Copy everything in the data below exactly except the pictures.

----- ENTRIES SUPPLIED -----

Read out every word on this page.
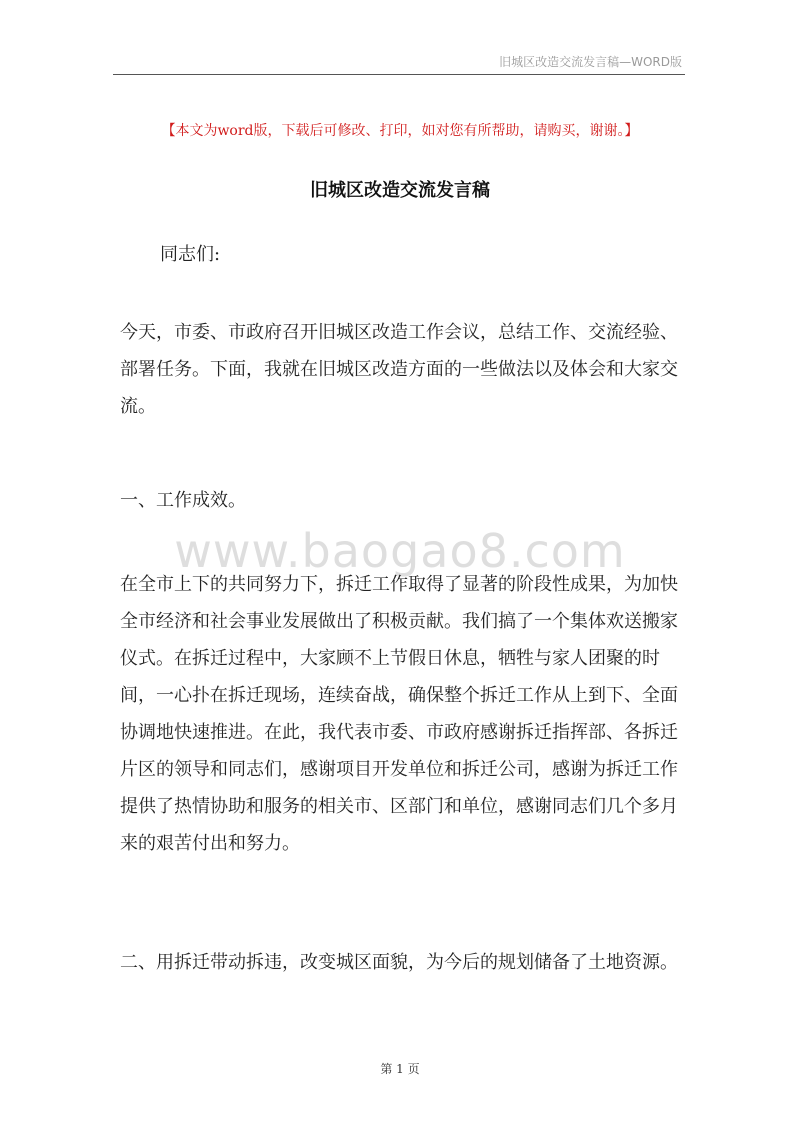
旧城区改造交流发言稿—WORD版
【本文为word版，下载后可修改、打印，如对您有所帮助，请购买，谢谢。】
旧城区改造交流发言稿
同志们:
今天，市委、市政府召开旧城区改造工作会议，总结工作、交流经验、部署任务。下面，我就在旧城区改造方面的一些做法以及体会和大家交流。
一、工作成效。
www.baogao8.com
在全市上下的共同努力下，拆迁工作取得了显著的阶段性成果，为加快全市经济和社会事业发展做出了积极贡献。我们搞了一个集体欢送搬家仪式。在拆迁过程中，大家顾不上节假日休息，牺牲与家人团聚的时间，一心扑在拆迁现场，连续奋战，确保整个拆迁工作从上到下、全面协调地快速推进。在此，我代表市委、市政府感谢拆迁指挥部、各拆迁片区的领导和同志们，感谢项目开发单位和拆迁公司，感谢为拆迁工作提供了热情协助和服务的相关市、区部门和单位，感谢同志们几个多月来的艰苦付出和努力。
二、用拆迁带动拆违，改变城区面貌，为今后的规划储备了土地资源。
第 1 页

-----

* WRITTEN ANSWER:
Read out every word on this page.
旧城区改造交流发言稿—WORD版
【本文为word版，下载后可修改、打印，如对您有所帮助，请购买，谢谢。】
旧城区改造交流发言稿
同志们:
今天，市委、市政府召开旧城区改造工作会议，总结工作、交流经验、部署任务。下面，我就在旧城区改造方面的一些做法以及体会和大家交流。
一、工作成效。
www.baogao8.com
在全市上下的共同努力下，拆迁工作取得了显著的阶段性成果，为加快全市经济和社会事业发展做出了积极贡献。我们搞了一个集体欢送搬家仪式。在拆迁过程中，大家顾不上节假日休息，牺牲与家人团聚的时间，一心扑在拆迁现场，连续奋战，确保整个拆迁工作从上到下、全面协调地快速推进。在此，我代表市委、市政府感谢拆迁指挥部、各拆迁片区的领导和同志们，感谢项目开发单位和拆迁公司，感谢为拆迁工作提供了热情协助和服务的相关市、区部门和单位，感谢同志们几个多月来的艰苦付出和努力。
二、用拆迁带动拆违，改变城区面貌，为今后的规划储备了土地资源。
第 1 页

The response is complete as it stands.